## Short exercise
Report the number of lines that hold the string "Mittel". Leave out any other text.

## Record excerpts
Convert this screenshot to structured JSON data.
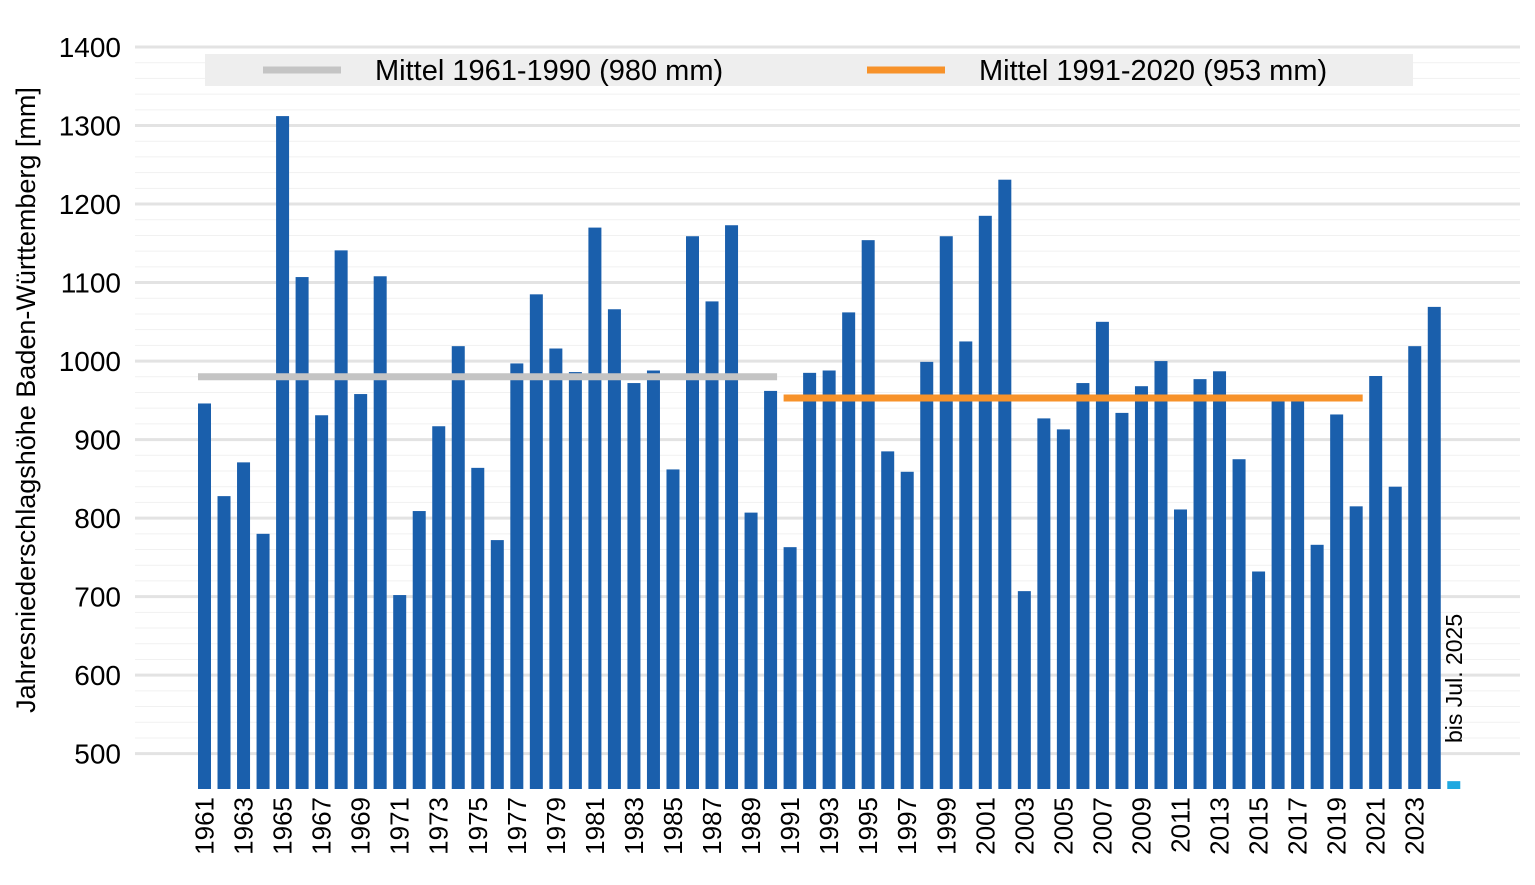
{
  "chart_data": {
    "type": "bar",
    "ylabel": "Jahresniederschlagshöhe Baden-Württemberg [mm]",
    "xlabel": "",
    "ylim": [
      455,
      1400
    ],
    "yticks": [
      500,
      600,
      700,
      800,
      900,
      1000,
      1100,
      1200,
      1300,
      1400
    ],
    "grid": true,
    "legend_position": "top",
    "categories": [
      "1961",
      "1962",
      "1963",
      "1964",
      "1965",
      "1966",
      "1967",
      "1968",
      "1969",
      "1970",
      "1971",
      "1972",
      "1973",
      "1974",
      "1975",
      "1976",
      "1977",
      "1978",
      "1979",
      "1980",
      "1981",
      "1982",
      "1983",
      "1984",
      "1985",
      "1986",
      "1987",
      "1988",
      "1989",
      "1990",
      "1991",
      "1992",
      "1993",
      "1994",
      "1995",
      "1996",
      "1997",
      "1998",
      "1999",
      "2000",
      "2001",
      "2002",
      "2003",
      "2004",
      "2005",
      "2006",
      "2007",
      "2008",
      "2009",
      "2010",
      "2011",
      "2012",
      "2013",
      "2014",
      "2015",
      "2016",
      "2017",
      "2018",
      "2019",
      "2020",
      "2021",
      "2022",
      "2023",
      "2024",
      "2025"
    ],
    "xtick_labels": [
      "1961",
      "1963",
      "1965",
      "1967",
      "1969",
      "1971",
      "1973",
      "1975",
      "1977",
      "1979",
      "1981",
      "1983",
      "1985",
      "1987",
      "1989",
      "1991",
      "1993",
      "1995",
      "1997",
      "1999",
      "2001",
      "2003",
      "2005",
      "2007",
      "2009",
      "2011",
      "2013",
      "2015",
      "2017",
      "2019",
      "2021",
      "2023"
    ],
    "values": [
      946,
      828,
      871,
      780,
      1312,
      1107,
      931,
      1141,
      958,
      1108,
      702,
      809,
      917,
      1019,
      864,
      772,
      997,
      1085,
      1016,
      986,
      1170,
      1066,
      972,
      988,
      862,
      1159,
      1076,
      1173,
      807,
      962,
      763,
      985,
      988,
      1062,
      1154,
      885,
      859,
      999,
      1159,
      1025,
      1185,
      1231,
      707,
      927,
      913,
      972,
      1050,
      934,
      968,
      1000,
      811,
      977,
      987,
      875,
      732,
      952,
      952,
      766,
      932,
      815,
      981,
      840,
      1019,
      1069,
      465
    ],
    "bar_color": "#1a5fac",
    "last_bar_color": "#1fa8e0",
    "reference_lines": [
      {
        "label": "Mittel 1961-1990 (980 mm)",
        "value": 980,
        "from": "1961",
        "to": "1990",
        "color": "#c4c4c4"
      },
      {
        "label": "Mittel 1991-2020 (953 mm)",
        "value": 953,
        "from": "1991",
        "to": "2020",
        "color": "#f7922a"
      }
    ],
    "annotation": "bis Jul. 2025"
  }
}
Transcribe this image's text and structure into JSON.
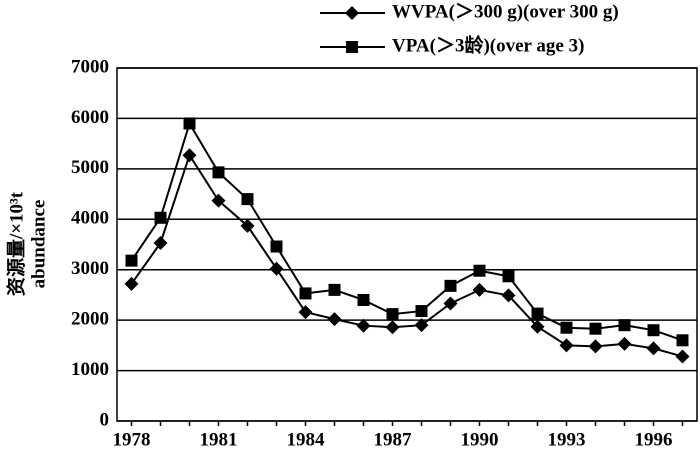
{
  "chart_data": {
    "type": "line",
    "y_label": [
      "资源量/×10³t",
      "abundance"
    ],
    "categories": [
      "1978",
      null,
      null,
      "1981",
      null,
      null,
      "1984",
      null,
      null,
      "1987",
      null,
      null,
      "1990",
      null,
      null,
      "1993",
      null,
      null,
      "1996",
      null
    ],
    "series": [
      {
        "name": "WVPA(＞300 g)(over 300 g)",
        "color": "#000000",
        "marker": "diamond",
        "values": [
          2720,
          3530,
          5270,
          4370,
          3870,
          3020,
          2160,
          2020,
          1890,
          1860,
          1900,
          2330,
          2600,
          2490,
          1870,
          1500,
          1480,
          1530,
          1440,
          1280
        ]
      },
      {
        "name": "VPA(＞3龄)(over age 3)",
        "color": "#000000",
        "marker": "square",
        "values": [
          3180,
          4030,
          5900,
          4930,
          4400,
          3460,
          2530,
          2600,
          2400,
          2120,
          2180,
          2680,
          2980,
          2870,
          2130,
          1850,
          1830,
          1900,
          1800,
          1600
        ]
      }
    ],
    "ylim": [
      0,
      7000
    ],
    "yticks": [
      0,
      1000,
      2000,
      3000,
      4000,
      5000,
      6000,
      7000
    ],
    "grid": true,
    "legend": "top-right"
  }
}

## Response to the exercise
2